→ **GIVEN ENTRIES**:
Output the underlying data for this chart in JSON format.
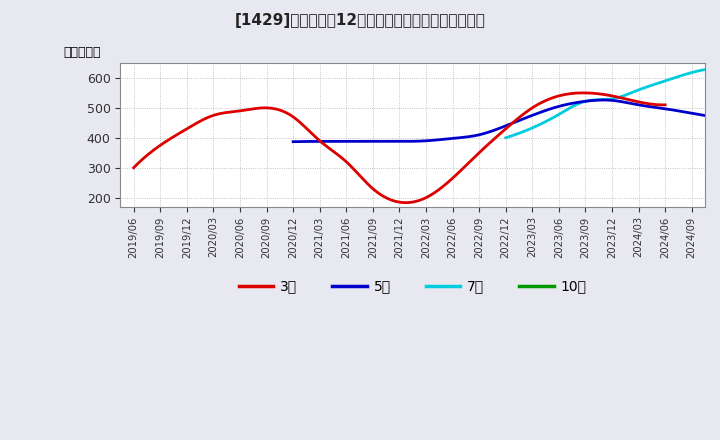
{
  "title": "[1429]　経常利益12か月移動合計の標準偏差の推移",
  "ylabel": "（百万円）",
  "ylim": [
    170,
    650
  ],
  "yticks": [
    200,
    300,
    400,
    500,
    600
  ],
  "background_color": "#e8e8f0",
  "plot_bg_color": "#ffffff",
  "grid_color": "#aaaaaa",
  "series_3": {
    "color": "#dd0000",
    "points": [
      [
        0,
        300
      ],
      [
        3,
        375
      ],
      [
        6,
        430
      ],
      [
        9,
        475
      ],
      [
        12,
        490
      ],
      [
        15,
        500
      ],
      [
        18,
        470
      ],
      [
        21,
        390
      ],
      [
        24,
        320
      ],
      [
        27,
        230
      ],
      [
        30,
        185
      ],
      [
        33,
        200
      ],
      [
        36,
        265
      ],
      [
        39,
        350
      ],
      [
        42,
        430
      ],
      [
        45,
        500
      ],
      [
        48,
        540
      ],
      [
        51,
        550
      ],
      [
        54,
        540
      ],
      [
        57,
        520
      ],
      [
        60,
        510
      ]
    ]
  },
  "series_5": {
    "color": "#0000cc",
    "points": [
      [
        18,
        387
      ],
      [
        21,
        388
      ],
      [
        24,
        388
      ],
      [
        27,
        388
      ],
      [
        30,
        388
      ],
      [
        33,
        390
      ],
      [
        36,
        398
      ],
      [
        39,
        410
      ],
      [
        42,
        440
      ],
      [
        45,
        475
      ],
      [
        48,
        505
      ],
      [
        51,
        522
      ],
      [
        54,
        525
      ],
      [
        57,
        510
      ],
      [
        60,
        497
      ],
      [
        63,
        482
      ],
      [
        66,
        468
      ]
    ]
  },
  "series_7": {
    "color": "#00ccdd",
    "points": [
      [
        42,
        400
      ],
      [
        45,
        433
      ],
      [
        48,
        478
      ],
      [
        51,
        522
      ],
      [
        54,
        530
      ],
      [
        57,
        560
      ],
      [
        60,
        590
      ],
      [
        63,
        618
      ],
      [
        66,
        632
      ]
    ]
  },
  "series_10": {
    "color": "#009900",
    "points": []
  },
  "legend_labels": [
    "3年",
    "5年",
    "7年",
    "10年"
  ],
  "legend_colors": [
    "#dd0000",
    "#0000cc",
    "#00ccdd",
    "#009900"
  ],
  "x_labels": [
    "2019/06",
    "2019/09",
    "2019/12",
    "2020/03",
    "2020/06",
    "2020/09",
    "2020/12",
    "2021/03",
    "2021/06",
    "2021/09",
    "2021/12",
    "2022/03",
    "2022/06",
    "2022/09",
    "2022/12",
    "2023/03",
    "2023/06",
    "2023/09",
    "2023/12",
    "2024/03",
    "2024/06",
    "2024/09"
  ],
  "xlim": [
    -1.5,
    64.5
  ],
  "linewidth": 2.0
}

→ **GOAL OF THE EXERCISE**: Reproduce each entry precisely. Leave the pictures out.

→ **RESPONSE BELOW**:
Output the underlying data for this chart in JSON format.
{
  "title": "[1429]　経常利益12か月移動合計の標準偏差の推移",
  "ylabel": "（百万円）",
  "ylim": [
    170,
    650
  ],
  "yticks": [
    200,
    300,
    400,
    500,
    600
  ],
  "background_color": "#e8e8f0",
  "plot_bg_color": "#ffffff",
  "grid_color": "#aaaaaa",
  "series_3": {
    "color": "#dd0000",
    "points": [
      [
        0,
        300
      ],
      [
        3,
        375
      ],
      [
        6,
        430
      ],
      [
        9,
        475
      ],
      [
        12,
        490
      ],
      [
        15,
        500
      ],
      [
        18,
        470
      ],
      [
        21,
        390
      ],
      [
        24,
        320
      ],
      [
        27,
        230
      ],
      [
        30,
        185
      ],
      [
        33,
        200
      ],
      [
        36,
        265
      ],
      [
        39,
        350
      ],
      [
        42,
        430
      ],
      [
        45,
        500
      ],
      [
        48,
        540
      ],
      [
        51,
        550
      ],
      [
        54,
        540
      ],
      [
        57,
        520
      ],
      [
        60,
        510
      ]
    ]
  },
  "series_5": {
    "color": "#0000cc",
    "points": [
      [
        18,
        387
      ],
      [
        21,
        388
      ],
      [
        24,
        388
      ],
      [
        27,
        388
      ],
      [
        30,
        388
      ],
      [
        33,
        390
      ],
      [
        36,
        398
      ],
      [
        39,
        410
      ],
      [
        42,
        440
      ],
      [
        45,
        475
      ],
      [
        48,
        505
      ],
      [
        51,
        522
      ],
      [
        54,
        525
      ],
      [
        57,
        510
      ],
      [
        60,
        497
      ],
      [
        63,
        482
      ],
      [
        66,
        468
      ]
    ]
  },
  "series_7": {
    "color": "#00ccdd",
    "points": [
      [
        42,
        400
      ],
      [
        45,
        433
      ],
      [
        48,
        478
      ],
      [
        51,
        522
      ],
      [
        54,
        530
      ],
      [
        57,
        560
      ],
      [
        60,
        590
      ],
      [
        63,
        618
      ],
      [
        66,
        632
      ]
    ]
  },
  "series_10": {
    "color": "#009900",
    "points": []
  },
  "legend_labels": [
    "3年",
    "5年",
    "7年",
    "10年"
  ],
  "legend_colors": [
    "#dd0000",
    "#0000cc",
    "#00ccdd",
    "#009900"
  ],
  "x_labels": [
    "2019/06",
    "2019/09",
    "2019/12",
    "2020/03",
    "2020/06",
    "2020/09",
    "2020/12",
    "2021/03",
    "2021/06",
    "2021/09",
    "2021/12",
    "2022/03",
    "2022/06",
    "2022/09",
    "2022/12",
    "2023/03",
    "2023/06",
    "2023/09",
    "2023/12",
    "2024/03",
    "2024/06",
    "2024/09"
  ],
  "xlim": [
    -1.5,
    64.5
  ],
  "linewidth": 2.0
}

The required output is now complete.